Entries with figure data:
-----
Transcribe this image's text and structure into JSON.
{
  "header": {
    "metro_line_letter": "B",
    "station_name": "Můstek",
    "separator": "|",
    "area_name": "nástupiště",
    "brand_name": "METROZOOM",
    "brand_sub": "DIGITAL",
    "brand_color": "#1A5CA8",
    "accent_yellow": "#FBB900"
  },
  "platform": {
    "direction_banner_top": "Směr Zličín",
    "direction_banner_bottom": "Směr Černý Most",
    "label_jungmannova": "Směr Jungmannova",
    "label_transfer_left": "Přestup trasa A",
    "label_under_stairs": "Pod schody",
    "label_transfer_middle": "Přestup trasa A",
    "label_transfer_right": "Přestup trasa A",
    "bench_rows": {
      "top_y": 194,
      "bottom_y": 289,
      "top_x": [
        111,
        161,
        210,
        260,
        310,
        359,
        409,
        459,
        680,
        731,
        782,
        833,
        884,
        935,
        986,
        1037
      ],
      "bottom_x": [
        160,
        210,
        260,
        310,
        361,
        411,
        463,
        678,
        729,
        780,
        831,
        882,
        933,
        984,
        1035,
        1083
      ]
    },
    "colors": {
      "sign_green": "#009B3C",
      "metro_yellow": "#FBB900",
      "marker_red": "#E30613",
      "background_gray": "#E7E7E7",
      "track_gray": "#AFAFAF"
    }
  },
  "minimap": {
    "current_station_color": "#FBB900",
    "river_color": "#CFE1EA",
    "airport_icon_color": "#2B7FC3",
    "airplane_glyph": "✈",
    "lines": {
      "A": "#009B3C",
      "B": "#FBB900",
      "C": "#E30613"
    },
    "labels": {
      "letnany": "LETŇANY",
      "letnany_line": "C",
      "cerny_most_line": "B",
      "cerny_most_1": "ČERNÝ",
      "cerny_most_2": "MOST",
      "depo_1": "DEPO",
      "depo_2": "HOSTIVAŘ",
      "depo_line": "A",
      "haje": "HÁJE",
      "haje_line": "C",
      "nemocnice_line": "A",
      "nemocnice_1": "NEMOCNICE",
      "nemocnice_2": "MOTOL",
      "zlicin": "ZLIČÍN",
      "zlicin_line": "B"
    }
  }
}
-----
- EXERCISE PROMPT
Collect each line above holding the string "trasa".

- FINISHED EXERCISE
    "label_transfer_left": "Přestup trasa A",
    "label_transfer_middle": "Přestup trasa A",
    "label_transfer_right": "Přestup trasa A",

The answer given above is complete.